Aufgaben:
• a. Beantworte anhand des Urteils des Sozialgerichts Altenburg folgende Fragen:
(i) Welche Kammer des Gerichts hat entschieden?
(ii) Für welchen Zeitraum muss die Beklagte dem Kläger Leistungen nach dem SGB II gewähren?
(iii) An welchem Tag fand die mündliche Verteidigung der Masterarbeit statt?
• b. Führe das Urteil des Sozialgerichts Altenburg über Leistungen nach dem Studienabschluss im Anschluss an seinen letzten Satz weiter.

Textauszug:
———
Für das Ende des Leistungsausschlusses nach § 7 Abs. 5 S. 1 SGB II nach erfolgreichem Abschluss eines abstrakt nach dem BAföG förderfähigen Hochschulstudiums kommt es weder auf die Exmatrikulation oder Aushändigung eines abschließenden Zeugnisses an, noch darauf, inwieweit die Ausbildung die Arbeitskraft des Studierenden zuletzt noch in Anspruch nimmt.
Maßgeblich ist gemäß § 15b Abs. 3 S. 3 BAföG vielmehr die - ggf. auch mündlich erfolgende - Bekanntgabe des Gesamtergebnisses des Studiums, mit der der Studierende Gewissheit über den Erfolg des Abschlussversuchs erlangt.
SOZIALGERICHT ALTENBURG
Im Namen des Volkes
URTEIL
In dem Rechtsstreit
……………,
……………
- Kläger -
Prozessbevollm.:
Rechtsanwälte ………..,
…………….
gegen
………….,
………….
…………..
- Beklagte -
hat die 30. Kammer des Sozialgerichts Altenburg auf die mündliche Verhandlung vom 19. November 2021 durch ihre Vorsitzende, die Richterin am Sozialgericht Ortloff-Victor sowie die ehrenamtlichen Richter Dietrich und Jürgens für Recht erkannt:
Die Beklagte wird unter Änderung des Bescheides vom 30.01.2020 in Gestalt des Widerspruchsbescheides vom 11.03.2020 verurteilt, dem Kläger für den Zeitraum 01.11.2019 bis 31.12.2019 Leistungen nach dem SGB II in gesetzlicher Höhe zu gewähren.
Im Übrigen wird die Klage abgewiesen.
Die Beklagte hat die notwendigen außergerichtlichen Kosten des Klägers zu 2/3 zu erstatten.
Tatbestand
Die Beteiligten streiten darüber, ab wann der Kläger nach Abschluss seines Studiums Anspruch auf Leistungen zur Sicherung des Lebensunterhalts nach dem SGB II hatte.
Der 1992 geborene Kläger absolvierte an der F-Universität J (FSU) ein Masterstudium im Fach Werkstoffwissenschaft (Materialwissenschaft). Die Masterarbeit fertigte er in Zusammenarbeit mit der P L GmbH im Zeitraum von Januar bis September 2019 an, wobei er von Juli bis September 2019 auf Grundlage eines Praktikantenvertrags tätig war. Am 09.09.2019 gab er seine Masterarbeit bei der Universität ab. Zum 30.09.2019 exmatrikulierte er sich mit dem Grund „Beendigung des Studiums nach bestandener Prüfung“. Zuvor hatte die Physikalisch-Astronomische Fakultät am 26.08.2019 die Abmeldung bestätigt. Am 29.10.2019 fand die mündliche Verteidigung der Masterarbeit statt, die mit der Gesamtnote Gut bewertet wurde.
———
Gezeigte Daten:

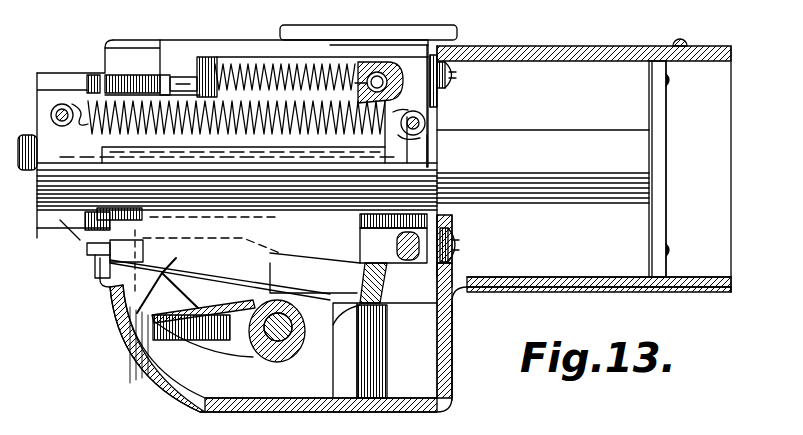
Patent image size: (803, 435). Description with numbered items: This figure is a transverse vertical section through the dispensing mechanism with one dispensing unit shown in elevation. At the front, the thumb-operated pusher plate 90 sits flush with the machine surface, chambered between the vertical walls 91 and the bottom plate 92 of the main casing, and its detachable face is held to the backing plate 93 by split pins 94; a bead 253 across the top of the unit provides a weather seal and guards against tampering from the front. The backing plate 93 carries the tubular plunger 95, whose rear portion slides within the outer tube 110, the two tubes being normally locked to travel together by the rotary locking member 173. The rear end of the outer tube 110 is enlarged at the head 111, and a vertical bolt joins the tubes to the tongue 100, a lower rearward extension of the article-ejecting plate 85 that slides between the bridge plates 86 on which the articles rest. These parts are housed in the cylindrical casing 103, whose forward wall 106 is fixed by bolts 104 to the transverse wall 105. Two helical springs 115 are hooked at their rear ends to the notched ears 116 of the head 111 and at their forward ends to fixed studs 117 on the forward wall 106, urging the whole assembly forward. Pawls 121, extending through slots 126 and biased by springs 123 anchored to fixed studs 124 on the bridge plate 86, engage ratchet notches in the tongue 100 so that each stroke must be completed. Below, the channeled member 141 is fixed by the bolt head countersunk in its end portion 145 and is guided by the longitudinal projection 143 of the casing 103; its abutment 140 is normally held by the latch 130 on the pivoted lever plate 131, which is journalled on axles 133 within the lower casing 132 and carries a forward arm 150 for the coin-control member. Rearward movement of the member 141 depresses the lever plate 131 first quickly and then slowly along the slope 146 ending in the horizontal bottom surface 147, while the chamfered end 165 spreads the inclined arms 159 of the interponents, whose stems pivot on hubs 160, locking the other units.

The article-ejecting plate 85 is at (427, 33).
The bridge plate 86 is at (277, 50).
The pusher plate 90 is at (668, 138).
The vertical wall 91 is at (712, 227).
The bottom plate 92 is at (705, 282).
The backing plate 93 is at (648, 97).
The split pin 94 is at (672, 80).
The tubular plunger 95 is at (574, 138).
The tongue 100 is at (78, 75).
The cylindrical casing 103 is at (450, 200).
The bolt 104 is at (462, 248).
The transverse wall 105 is at (445, 352).
The forward wall 106 is at (420, 145).
The outer tube 110 is at (90, 148).
The enlarged head 111 is at (70, 235).
The helical spring 115 is at (270, 150).
The notched ear 116 is at (60, 103).
The fixed stud 117 is at (425, 123).
The pawl 121 is at (185, 80).
The spring 123 is at (295, 80).
The fixed stud 124 is at (380, 75).
The slot 126 is at (165, 78).
The latch 130 is at (130, 350).
The lever plate 131 is at (157, 370).
The casing 132 is at (185, 400).
The axle 133 is at (278, 345).
The abutment 140 is at (112, 316).
The channeled member 141 is at (160, 320).
The longitudinal projection 143 is at (440, 275).
The end portion 145 is at (88, 255).
The slope 146 is at (240, 290).
The horizontal bottom surface 147 is at (310, 312).
The arm 150 is at (318, 355).
The inclined arm 159 is at (98, 268).
The hub 160 is at (332, 307).
The chamfered end 165 is at (100, 287).
The rotary locking member 173 is at (28, 172).
The bead 253 is at (688, 42).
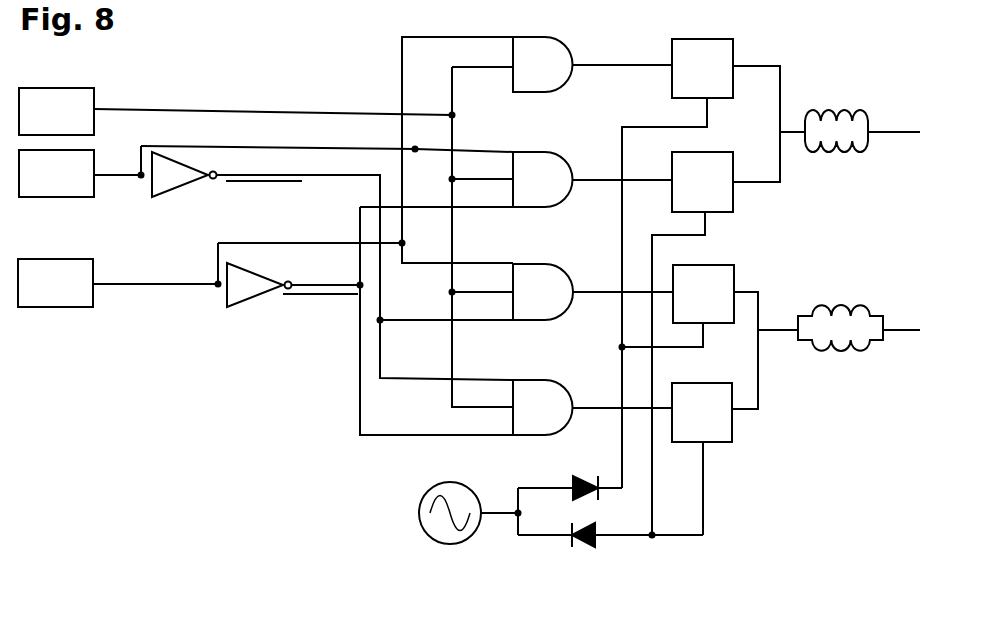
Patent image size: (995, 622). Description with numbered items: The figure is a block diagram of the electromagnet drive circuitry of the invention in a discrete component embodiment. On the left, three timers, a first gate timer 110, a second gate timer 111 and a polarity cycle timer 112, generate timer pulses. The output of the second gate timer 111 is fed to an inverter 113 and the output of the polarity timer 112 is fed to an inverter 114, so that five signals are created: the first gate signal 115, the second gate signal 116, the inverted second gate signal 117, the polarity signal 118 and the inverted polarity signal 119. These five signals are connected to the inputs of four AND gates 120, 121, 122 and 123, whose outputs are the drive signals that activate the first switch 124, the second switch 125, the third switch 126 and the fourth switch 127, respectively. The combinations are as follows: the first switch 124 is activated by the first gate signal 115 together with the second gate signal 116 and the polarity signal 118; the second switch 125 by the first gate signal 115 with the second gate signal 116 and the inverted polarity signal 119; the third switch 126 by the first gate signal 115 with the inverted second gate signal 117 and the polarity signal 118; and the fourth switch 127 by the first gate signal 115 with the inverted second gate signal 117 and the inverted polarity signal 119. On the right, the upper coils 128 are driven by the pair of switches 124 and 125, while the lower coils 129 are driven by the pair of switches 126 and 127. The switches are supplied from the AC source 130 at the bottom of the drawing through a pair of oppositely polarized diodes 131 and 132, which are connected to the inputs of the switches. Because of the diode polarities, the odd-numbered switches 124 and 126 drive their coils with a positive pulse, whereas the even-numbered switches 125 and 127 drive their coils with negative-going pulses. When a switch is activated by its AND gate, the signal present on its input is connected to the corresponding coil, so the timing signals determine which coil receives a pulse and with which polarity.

The Gate 1 timer 110 is at (84, 82).
The Gate 2 timer 111 is at (65, 198).
The Polarity cycle timer 112 is at (66, 309).
The inverter 113 is at (170, 190).
The inverter 114 is at (257, 287).
The Gate 1 signal 115 is at (347, 112).
The Gate 2 signal 116 is at (370, 147).
The NOT Gate 2 signal 117 is at (315, 180).
The Pol signal 118 is at (352, 245).
The NOT Pol signal 119 is at (358, 385).
The AND gate 120 is at (559, 49).
The AND gate 121 is at (562, 166).
The AND gate 122 is at (560, 277).
The AND gate 123 is at (559, 390).
The switch SW1 124 is at (733, 48).
The switch SW2 125 is at (730, 200).
The switch SW3 126 is at (735, 282).
The switch SW4 127 is at (733, 428).
The upper coils 128 is at (858, 105).
The lower coils 129 is at (887, 290).
The AC source 130 is at (418, 512).
The diode 131 is at (570, 477).
The diode 132 is at (610, 553).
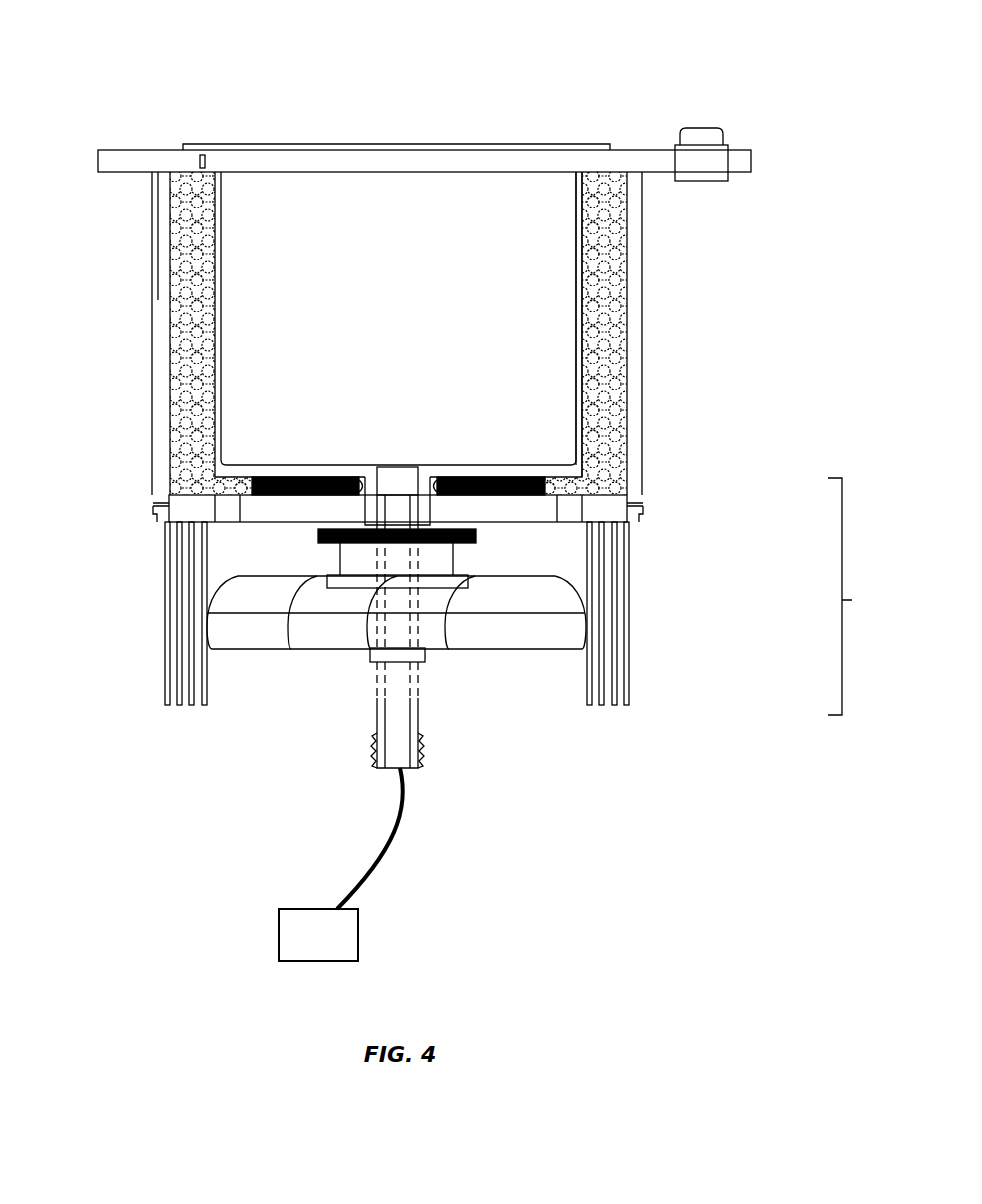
———
Lösungen:
• a.
(i) Die 30. Kammer.
(ii) Vom 01.11.2019 bis zum 31.12.2019.
(iii) Am 29.10.2019.

• b.
Mit Datum vom 04.11.2019 stellte das Studien- und Prüfungsamt der Physikalisch-Astronomischen Fakultät der FSU eine Bescheinigung aus, wonach der Kläger am 29.10.2019 im Masterstudium im Fach Werkstoffwissenschaft (Materialwissenschaft) alle für den Studienabschluss notwendigen Leistungen erbracht habe. Die Durchschnittsnote betrage Gut (2,0). Das Zeugnis werde derzeit ausgestellt.
Der Kläger bewohnte im Oktober und November 2019 zur Untermiete ein halbes Zimmer in der R.str. in J, wofür 160,50 Euro Gesamtmiete anfielen. Ab Dezember 2019 wohnte er in einer Wohngemeinschaft im M. Hierfür zahlte er monatlich 260 Euro Warmmiete.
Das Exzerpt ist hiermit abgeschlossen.